§ TASK DIRECTIONS
Pick out and copy every line below that has the word "content".

↓↓↓

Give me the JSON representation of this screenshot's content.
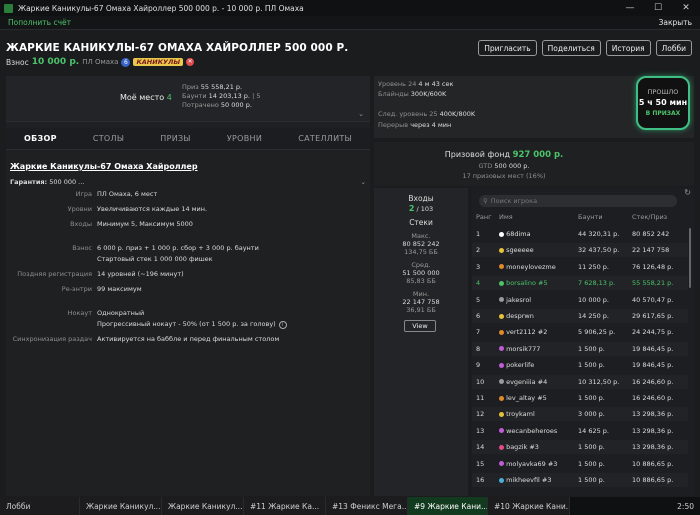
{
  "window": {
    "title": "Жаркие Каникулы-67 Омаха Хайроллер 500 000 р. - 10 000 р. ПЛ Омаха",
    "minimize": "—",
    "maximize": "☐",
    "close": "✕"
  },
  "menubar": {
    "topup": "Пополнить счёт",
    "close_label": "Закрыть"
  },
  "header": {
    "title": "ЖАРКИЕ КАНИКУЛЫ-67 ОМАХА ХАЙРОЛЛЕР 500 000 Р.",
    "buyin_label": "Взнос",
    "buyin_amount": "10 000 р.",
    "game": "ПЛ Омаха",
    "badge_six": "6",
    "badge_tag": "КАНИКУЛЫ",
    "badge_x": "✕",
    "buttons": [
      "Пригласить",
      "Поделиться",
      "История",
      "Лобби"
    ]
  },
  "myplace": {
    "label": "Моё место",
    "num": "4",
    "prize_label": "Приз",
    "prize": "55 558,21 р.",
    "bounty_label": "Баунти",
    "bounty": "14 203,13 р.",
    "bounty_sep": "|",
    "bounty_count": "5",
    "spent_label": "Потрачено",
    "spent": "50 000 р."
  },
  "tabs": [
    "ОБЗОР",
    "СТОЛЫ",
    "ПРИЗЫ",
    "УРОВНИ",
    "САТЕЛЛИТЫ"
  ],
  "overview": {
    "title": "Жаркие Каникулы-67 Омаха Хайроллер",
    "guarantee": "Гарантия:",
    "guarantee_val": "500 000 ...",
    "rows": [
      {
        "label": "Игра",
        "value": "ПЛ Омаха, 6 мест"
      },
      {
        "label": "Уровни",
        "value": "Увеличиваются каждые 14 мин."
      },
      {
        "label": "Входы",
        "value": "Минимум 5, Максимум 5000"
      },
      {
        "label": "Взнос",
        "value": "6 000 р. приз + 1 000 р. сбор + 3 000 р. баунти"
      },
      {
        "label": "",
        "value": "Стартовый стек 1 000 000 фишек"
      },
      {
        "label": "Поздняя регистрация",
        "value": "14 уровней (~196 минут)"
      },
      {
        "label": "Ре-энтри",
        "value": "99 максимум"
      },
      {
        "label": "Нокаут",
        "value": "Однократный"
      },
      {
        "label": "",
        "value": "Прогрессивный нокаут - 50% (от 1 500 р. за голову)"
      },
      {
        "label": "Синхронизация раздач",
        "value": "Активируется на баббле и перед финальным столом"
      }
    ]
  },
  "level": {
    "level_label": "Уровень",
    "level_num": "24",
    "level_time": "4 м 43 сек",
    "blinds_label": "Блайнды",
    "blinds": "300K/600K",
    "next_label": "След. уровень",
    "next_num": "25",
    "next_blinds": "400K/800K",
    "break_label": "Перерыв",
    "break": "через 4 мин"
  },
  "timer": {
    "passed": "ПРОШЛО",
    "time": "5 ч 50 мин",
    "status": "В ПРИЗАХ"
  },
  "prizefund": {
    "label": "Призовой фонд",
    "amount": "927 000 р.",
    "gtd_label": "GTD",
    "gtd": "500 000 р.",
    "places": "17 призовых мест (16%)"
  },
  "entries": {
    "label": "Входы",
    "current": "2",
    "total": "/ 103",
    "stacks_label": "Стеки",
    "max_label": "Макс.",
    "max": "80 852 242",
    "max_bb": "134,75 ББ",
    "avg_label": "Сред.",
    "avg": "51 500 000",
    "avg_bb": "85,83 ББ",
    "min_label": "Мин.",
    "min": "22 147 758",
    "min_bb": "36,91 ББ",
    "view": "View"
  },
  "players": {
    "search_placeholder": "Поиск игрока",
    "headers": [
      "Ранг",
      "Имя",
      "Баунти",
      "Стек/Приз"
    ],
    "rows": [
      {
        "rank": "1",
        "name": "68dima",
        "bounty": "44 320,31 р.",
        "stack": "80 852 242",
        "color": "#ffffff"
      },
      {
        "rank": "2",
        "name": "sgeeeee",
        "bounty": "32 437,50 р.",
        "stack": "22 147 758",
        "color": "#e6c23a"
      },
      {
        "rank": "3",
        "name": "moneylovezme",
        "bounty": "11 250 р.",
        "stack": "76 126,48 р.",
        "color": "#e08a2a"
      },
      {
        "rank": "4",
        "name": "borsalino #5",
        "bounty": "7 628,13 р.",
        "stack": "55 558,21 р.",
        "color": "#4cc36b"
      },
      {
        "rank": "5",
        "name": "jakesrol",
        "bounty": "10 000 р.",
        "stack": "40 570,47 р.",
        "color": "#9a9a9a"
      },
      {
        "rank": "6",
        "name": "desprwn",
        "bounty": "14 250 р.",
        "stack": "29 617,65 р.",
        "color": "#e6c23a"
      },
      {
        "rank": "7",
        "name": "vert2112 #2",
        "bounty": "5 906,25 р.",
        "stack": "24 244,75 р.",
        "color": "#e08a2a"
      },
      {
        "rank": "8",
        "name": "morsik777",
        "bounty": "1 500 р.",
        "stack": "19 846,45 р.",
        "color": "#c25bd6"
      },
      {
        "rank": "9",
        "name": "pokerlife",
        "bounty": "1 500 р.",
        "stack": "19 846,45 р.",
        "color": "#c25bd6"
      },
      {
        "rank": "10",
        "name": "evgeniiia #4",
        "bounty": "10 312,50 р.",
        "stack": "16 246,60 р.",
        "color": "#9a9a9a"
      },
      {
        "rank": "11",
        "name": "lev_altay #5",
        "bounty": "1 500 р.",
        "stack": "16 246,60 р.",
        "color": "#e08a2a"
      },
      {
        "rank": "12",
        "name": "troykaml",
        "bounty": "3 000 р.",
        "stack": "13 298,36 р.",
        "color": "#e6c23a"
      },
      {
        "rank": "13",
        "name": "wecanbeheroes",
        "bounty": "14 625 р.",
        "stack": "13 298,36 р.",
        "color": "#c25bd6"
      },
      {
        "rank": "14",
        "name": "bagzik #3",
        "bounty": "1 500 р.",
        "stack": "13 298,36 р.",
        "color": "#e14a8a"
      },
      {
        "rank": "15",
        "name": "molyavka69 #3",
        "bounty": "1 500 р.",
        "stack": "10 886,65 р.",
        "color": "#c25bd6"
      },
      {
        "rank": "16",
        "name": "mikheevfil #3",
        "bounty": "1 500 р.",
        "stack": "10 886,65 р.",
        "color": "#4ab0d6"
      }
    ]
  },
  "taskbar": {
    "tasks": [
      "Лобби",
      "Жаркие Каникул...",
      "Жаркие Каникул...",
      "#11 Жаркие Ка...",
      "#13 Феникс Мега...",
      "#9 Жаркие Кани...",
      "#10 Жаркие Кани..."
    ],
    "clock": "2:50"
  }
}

↑↑↑
↓↓↓

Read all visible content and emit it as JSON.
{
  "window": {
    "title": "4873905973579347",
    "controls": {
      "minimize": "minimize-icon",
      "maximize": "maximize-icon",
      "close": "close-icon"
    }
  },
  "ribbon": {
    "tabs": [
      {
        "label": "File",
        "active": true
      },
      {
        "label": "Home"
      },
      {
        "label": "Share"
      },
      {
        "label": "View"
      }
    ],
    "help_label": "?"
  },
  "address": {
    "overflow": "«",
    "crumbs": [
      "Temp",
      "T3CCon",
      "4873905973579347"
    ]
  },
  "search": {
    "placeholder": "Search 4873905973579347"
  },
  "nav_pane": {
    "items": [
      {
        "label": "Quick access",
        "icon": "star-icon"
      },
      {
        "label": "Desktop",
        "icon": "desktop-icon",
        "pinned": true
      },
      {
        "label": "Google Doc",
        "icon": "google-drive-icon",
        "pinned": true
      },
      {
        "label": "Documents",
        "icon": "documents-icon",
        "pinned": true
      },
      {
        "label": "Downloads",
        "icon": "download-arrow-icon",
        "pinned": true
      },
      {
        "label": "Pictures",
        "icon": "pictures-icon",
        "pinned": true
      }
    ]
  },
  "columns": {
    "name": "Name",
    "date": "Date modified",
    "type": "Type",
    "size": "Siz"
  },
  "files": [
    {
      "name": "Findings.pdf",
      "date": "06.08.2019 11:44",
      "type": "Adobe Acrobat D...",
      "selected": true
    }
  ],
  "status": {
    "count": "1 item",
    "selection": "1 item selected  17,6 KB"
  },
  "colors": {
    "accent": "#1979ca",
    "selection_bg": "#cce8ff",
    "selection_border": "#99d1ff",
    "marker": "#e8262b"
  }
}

↑↑↑

§ WORKED ANSWER
Give me the JSON representation of this screenshot's content.
Read all visible content and emit it as JSON.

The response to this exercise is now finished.